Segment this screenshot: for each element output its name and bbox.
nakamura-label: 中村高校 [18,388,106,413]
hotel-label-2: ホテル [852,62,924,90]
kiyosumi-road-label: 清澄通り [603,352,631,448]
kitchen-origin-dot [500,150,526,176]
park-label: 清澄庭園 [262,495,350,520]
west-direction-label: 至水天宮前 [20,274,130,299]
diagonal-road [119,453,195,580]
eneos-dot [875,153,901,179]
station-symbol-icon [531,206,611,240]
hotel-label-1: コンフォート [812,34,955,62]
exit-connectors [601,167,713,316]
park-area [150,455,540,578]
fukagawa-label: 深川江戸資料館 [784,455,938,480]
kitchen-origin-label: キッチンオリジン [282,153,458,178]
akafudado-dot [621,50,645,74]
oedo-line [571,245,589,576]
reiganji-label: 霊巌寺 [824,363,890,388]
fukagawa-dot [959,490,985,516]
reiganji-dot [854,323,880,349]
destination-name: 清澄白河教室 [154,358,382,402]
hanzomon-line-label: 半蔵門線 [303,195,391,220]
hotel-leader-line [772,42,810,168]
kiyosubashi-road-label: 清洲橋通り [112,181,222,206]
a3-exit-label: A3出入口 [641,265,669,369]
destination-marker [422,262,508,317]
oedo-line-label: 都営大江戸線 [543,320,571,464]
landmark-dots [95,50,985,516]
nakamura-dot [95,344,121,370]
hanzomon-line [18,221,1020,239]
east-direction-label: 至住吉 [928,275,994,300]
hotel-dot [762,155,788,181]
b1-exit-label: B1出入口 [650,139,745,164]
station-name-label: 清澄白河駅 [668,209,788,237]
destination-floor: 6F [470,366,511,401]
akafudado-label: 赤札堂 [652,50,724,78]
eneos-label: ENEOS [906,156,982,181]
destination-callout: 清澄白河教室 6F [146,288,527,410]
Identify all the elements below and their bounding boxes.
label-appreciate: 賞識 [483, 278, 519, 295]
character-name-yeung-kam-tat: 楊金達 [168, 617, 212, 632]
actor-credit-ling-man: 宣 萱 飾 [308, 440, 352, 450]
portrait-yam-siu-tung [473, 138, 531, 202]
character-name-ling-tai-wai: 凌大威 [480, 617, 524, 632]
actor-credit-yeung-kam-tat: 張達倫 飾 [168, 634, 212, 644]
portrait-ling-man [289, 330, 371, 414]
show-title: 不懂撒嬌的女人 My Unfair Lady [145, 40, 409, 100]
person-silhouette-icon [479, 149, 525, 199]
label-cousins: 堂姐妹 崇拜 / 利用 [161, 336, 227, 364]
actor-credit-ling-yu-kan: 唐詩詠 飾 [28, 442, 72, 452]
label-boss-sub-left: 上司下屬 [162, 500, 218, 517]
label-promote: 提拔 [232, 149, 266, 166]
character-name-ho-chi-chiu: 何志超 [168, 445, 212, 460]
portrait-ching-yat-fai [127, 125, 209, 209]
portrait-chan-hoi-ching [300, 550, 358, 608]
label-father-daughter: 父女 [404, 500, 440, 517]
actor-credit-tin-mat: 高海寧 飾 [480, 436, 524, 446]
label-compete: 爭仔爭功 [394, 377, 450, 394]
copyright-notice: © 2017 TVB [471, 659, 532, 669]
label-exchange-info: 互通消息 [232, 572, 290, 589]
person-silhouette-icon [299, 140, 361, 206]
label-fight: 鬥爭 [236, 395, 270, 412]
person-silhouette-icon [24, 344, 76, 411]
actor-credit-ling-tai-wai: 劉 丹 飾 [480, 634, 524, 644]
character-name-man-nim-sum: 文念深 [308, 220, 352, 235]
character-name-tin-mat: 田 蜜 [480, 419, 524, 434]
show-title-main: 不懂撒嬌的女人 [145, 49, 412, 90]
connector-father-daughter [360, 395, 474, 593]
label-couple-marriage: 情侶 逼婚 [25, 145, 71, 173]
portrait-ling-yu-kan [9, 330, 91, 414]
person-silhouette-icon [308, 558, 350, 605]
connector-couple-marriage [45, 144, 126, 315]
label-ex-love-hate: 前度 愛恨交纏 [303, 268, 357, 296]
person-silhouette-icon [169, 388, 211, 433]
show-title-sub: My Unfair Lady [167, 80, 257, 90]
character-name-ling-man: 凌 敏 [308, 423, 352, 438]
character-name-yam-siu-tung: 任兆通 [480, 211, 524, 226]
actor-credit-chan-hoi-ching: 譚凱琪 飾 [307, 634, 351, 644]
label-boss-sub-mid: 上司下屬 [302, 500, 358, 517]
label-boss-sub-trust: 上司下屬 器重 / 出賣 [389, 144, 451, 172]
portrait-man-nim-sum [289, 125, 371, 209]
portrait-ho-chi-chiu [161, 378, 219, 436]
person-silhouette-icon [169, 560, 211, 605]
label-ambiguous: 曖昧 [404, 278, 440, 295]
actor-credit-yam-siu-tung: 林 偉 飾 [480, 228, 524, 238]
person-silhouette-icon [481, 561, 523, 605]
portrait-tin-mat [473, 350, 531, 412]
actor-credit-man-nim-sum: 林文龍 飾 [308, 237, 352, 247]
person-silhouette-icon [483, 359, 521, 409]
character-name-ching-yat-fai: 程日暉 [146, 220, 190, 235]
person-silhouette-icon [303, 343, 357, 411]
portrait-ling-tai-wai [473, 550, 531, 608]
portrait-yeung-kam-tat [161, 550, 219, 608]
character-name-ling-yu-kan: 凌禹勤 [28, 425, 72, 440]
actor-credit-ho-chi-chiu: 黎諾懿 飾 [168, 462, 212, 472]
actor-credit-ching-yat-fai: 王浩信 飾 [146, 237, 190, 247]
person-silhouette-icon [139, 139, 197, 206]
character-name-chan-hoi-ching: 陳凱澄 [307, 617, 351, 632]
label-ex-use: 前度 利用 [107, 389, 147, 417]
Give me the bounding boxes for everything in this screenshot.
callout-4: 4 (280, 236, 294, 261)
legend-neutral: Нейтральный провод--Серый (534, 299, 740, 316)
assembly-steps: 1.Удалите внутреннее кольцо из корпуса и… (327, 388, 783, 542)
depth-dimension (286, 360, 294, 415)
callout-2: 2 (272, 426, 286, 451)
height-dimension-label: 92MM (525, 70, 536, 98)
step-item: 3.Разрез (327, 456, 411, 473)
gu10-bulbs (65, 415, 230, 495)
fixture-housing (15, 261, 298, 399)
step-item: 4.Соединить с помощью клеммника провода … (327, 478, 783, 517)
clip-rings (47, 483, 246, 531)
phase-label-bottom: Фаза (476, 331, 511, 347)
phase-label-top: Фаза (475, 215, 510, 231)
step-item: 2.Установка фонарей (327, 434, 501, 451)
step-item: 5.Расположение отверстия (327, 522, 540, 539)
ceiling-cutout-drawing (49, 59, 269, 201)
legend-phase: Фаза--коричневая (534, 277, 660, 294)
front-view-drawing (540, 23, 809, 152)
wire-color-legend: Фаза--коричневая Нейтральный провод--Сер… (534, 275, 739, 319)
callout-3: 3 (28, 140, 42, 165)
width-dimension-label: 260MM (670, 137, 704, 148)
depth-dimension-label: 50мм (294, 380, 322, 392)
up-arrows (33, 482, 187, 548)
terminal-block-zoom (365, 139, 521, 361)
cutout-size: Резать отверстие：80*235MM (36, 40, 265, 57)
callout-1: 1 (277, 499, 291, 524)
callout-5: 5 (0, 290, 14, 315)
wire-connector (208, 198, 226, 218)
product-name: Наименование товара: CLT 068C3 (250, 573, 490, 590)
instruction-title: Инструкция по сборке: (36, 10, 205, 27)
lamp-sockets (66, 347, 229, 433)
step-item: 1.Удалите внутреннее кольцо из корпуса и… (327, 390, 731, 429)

● The request
Copy the items word for word, starting at the first line and ending at the line that contains "diagonal-road [119,453,195,580]".

● Written answer
Segment this screenshot: for each element output its name and bbox.
nakamura-label: 中村高校 [18,388,106,413]
hotel-label-2: ホテル [852,62,924,90]
kiyosumi-road-label: 清澄通り [603,352,631,448]
kitchen-origin-dot [500,150,526,176]
park-label: 清澄庭園 [262,495,350,520]
west-direction-label: 至水天宮前 [20,274,130,299]
diagonal-road [119,453,195,580]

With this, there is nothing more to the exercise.